* _Given request_
Copy out the data word for word, from its first line through the line containing "network-nodes-icon (1215, 529, 1455, 759)", inclusive.

* _Extracted entries_

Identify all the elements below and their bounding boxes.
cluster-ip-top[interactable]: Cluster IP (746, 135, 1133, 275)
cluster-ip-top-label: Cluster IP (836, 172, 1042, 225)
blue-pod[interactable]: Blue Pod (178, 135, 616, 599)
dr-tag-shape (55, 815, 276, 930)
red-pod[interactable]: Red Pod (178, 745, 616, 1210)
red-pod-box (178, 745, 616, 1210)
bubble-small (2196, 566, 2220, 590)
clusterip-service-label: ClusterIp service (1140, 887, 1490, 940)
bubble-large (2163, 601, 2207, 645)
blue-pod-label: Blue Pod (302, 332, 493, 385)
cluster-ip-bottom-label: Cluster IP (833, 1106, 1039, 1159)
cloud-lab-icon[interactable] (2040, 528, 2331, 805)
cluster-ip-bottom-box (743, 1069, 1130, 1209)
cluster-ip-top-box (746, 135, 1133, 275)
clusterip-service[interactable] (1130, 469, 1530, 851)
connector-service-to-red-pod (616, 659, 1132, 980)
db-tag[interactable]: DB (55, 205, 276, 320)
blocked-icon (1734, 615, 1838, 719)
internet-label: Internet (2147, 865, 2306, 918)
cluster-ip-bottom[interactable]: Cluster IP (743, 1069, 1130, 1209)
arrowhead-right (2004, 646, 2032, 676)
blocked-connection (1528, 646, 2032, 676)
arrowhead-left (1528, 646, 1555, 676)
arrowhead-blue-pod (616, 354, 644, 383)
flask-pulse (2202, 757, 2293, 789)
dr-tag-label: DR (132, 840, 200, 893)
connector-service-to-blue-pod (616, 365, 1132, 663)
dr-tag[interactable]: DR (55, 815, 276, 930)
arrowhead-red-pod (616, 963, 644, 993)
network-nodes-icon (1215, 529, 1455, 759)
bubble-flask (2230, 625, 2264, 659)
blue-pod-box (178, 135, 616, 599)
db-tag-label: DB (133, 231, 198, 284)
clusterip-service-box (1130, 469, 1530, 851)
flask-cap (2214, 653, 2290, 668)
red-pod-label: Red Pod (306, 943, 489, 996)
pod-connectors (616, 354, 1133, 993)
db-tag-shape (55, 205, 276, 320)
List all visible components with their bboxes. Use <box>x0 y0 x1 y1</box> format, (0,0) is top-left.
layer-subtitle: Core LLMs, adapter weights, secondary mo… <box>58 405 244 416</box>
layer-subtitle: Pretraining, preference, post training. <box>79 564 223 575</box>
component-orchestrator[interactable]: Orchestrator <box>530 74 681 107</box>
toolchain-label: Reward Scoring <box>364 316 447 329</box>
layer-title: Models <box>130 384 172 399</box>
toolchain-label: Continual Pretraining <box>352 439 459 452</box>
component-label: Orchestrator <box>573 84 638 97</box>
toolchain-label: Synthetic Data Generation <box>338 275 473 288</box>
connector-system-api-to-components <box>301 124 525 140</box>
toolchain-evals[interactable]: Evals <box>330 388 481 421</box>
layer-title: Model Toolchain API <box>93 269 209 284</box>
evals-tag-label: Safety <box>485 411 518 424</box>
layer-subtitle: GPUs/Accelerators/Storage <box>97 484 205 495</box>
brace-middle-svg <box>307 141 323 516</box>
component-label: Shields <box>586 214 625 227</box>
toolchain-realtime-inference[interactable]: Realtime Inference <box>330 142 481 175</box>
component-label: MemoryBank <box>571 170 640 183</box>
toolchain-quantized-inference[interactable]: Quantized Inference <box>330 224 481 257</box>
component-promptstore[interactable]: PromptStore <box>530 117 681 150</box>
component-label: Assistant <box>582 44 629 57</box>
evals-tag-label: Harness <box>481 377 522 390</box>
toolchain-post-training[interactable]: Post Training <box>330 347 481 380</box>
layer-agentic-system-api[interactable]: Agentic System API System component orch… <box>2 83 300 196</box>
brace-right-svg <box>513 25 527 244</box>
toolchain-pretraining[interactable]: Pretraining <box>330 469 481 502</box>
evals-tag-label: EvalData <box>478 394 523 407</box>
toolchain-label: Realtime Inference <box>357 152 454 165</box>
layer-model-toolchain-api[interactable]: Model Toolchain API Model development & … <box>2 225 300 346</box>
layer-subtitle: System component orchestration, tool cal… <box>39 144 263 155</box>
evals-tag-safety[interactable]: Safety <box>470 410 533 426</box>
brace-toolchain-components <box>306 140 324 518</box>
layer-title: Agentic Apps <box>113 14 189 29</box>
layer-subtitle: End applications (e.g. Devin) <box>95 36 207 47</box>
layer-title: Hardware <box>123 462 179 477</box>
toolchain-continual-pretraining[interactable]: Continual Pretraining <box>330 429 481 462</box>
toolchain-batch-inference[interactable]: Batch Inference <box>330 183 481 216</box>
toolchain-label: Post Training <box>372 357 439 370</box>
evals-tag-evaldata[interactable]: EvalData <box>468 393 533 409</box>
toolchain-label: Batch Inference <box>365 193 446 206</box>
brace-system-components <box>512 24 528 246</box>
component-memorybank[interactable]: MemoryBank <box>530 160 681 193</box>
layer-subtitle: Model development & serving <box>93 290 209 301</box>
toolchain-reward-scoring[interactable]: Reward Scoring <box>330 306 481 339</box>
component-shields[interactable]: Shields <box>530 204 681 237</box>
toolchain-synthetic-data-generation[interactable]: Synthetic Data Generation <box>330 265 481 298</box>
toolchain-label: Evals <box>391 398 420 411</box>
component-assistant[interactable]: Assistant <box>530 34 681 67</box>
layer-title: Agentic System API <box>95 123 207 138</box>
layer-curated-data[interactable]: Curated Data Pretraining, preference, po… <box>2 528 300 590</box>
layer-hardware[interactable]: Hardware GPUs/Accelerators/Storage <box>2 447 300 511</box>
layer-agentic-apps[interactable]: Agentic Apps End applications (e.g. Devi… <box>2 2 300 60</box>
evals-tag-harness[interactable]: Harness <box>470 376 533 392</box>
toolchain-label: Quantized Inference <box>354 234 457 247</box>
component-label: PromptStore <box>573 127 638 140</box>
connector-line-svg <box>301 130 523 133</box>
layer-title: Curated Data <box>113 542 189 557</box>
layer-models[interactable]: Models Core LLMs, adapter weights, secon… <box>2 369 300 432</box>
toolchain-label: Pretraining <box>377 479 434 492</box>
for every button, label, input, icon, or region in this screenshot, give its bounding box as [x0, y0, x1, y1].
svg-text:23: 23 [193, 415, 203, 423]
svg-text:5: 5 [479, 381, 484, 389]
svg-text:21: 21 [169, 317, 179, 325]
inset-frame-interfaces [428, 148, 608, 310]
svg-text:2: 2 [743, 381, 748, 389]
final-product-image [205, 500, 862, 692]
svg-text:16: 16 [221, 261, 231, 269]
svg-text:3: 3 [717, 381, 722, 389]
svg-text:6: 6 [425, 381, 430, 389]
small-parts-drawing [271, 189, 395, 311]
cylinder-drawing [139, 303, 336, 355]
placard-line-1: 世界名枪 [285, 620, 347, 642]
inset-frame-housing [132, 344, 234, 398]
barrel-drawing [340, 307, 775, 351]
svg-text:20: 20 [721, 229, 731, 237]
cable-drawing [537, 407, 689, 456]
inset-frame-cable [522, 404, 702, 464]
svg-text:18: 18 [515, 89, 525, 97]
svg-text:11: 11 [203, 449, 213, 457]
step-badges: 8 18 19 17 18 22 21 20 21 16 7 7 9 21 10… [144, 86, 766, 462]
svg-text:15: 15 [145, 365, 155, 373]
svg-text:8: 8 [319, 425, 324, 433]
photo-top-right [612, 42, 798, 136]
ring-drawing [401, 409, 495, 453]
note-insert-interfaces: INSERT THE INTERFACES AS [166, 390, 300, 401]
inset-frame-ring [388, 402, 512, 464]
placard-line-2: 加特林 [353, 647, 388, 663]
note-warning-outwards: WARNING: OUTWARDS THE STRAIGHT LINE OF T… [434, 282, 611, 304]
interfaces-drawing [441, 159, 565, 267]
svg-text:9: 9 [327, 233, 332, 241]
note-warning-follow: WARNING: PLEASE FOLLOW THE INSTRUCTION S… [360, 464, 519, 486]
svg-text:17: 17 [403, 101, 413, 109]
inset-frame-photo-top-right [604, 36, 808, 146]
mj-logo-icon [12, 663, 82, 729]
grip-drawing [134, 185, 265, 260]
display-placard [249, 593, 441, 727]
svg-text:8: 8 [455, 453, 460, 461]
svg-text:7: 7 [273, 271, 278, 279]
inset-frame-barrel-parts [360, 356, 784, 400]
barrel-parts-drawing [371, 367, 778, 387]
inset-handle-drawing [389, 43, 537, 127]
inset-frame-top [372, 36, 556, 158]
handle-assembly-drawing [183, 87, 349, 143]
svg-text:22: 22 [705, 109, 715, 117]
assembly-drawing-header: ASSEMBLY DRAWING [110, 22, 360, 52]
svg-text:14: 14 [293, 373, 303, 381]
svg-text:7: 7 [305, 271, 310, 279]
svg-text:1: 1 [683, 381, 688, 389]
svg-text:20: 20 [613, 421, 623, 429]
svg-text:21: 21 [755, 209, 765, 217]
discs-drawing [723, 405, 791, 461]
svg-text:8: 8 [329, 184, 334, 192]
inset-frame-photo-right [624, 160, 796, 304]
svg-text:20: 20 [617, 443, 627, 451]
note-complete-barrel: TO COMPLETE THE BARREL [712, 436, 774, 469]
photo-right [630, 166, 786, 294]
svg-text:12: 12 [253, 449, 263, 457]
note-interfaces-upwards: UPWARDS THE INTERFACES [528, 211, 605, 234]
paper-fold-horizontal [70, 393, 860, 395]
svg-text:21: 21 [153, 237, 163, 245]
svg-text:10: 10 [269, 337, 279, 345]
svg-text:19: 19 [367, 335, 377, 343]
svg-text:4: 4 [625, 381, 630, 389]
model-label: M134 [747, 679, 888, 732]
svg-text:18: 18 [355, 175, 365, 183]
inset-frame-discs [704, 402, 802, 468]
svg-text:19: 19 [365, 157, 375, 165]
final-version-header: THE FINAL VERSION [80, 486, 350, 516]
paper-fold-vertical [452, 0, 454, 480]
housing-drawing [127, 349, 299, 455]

* _Result of this task_
Identify all the elements below and their bounding boxes.
cluster-ip-top[interactable]: Cluster IP (746, 135, 1133, 275)
cluster-ip-top-label: Cluster IP (836, 172, 1042, 225)
blue-pod[interactable]: Blue Pod (178, 135, 616, 599)
dr-tag-shape (55, 815, 276, 930)
red-pod[interactable]: Red Pod (178, 745, 616, 1210)
red-pod-box (178, 745, 616, 1210)
bubble-small (2196, 566, 2220, 590)
clusterip-service-label: ClusterIp service (1140, 887, 1490, 940)
bubble-large (2163, 601, 2207, 645)
blue-pod-label: Blue Pod (302, 332, 493, 385)
cluster-ip-bottom-label: Cluster IP (833, 1106, 1039, 1159)
cloud-lab-icon[interactable] (2040, 528, 2331, 805)
cluster-ip-bottom-box (743, 1069, 1130, 1209)
cluster-ip-top-box (746, 135, 1133, 275)
clusterip-service[interactable] (1130, 469, 1530, 851)
connector-service-to-red-pod (616, 659, 1132, 980)
db-tag[interactable]: DB (55, 205, 276, 320)
blocked-icon (1734, 615, 1838, 719)
internet-label: Internet (2147, 865, 2306, 918)
cluster-ip-bottom[interactable]: Cluster IP (743, 1069, 1130, 1209)
arrowhead-right (2004, 646, 2032, 676)
blocked-connection (1528, 646, 2032, 676)
arrowhead-left (1528, 646, 1555, 676)
arrowhead-blue-pod (616, 354, 644, 383)
flask-pulse (2202, 757, 2293, 789)
dr-tag-label: DR (132, 840, 200, 893)
connector-service-to-blue-pod (616, 365, 1132, 663)
dr-tag[interactable]: DR (55, 815, 276, 930)
arrowhead-red-pod (616, 963, 644, 993)
network-nodes-icon (1215, 529, 1455, 759)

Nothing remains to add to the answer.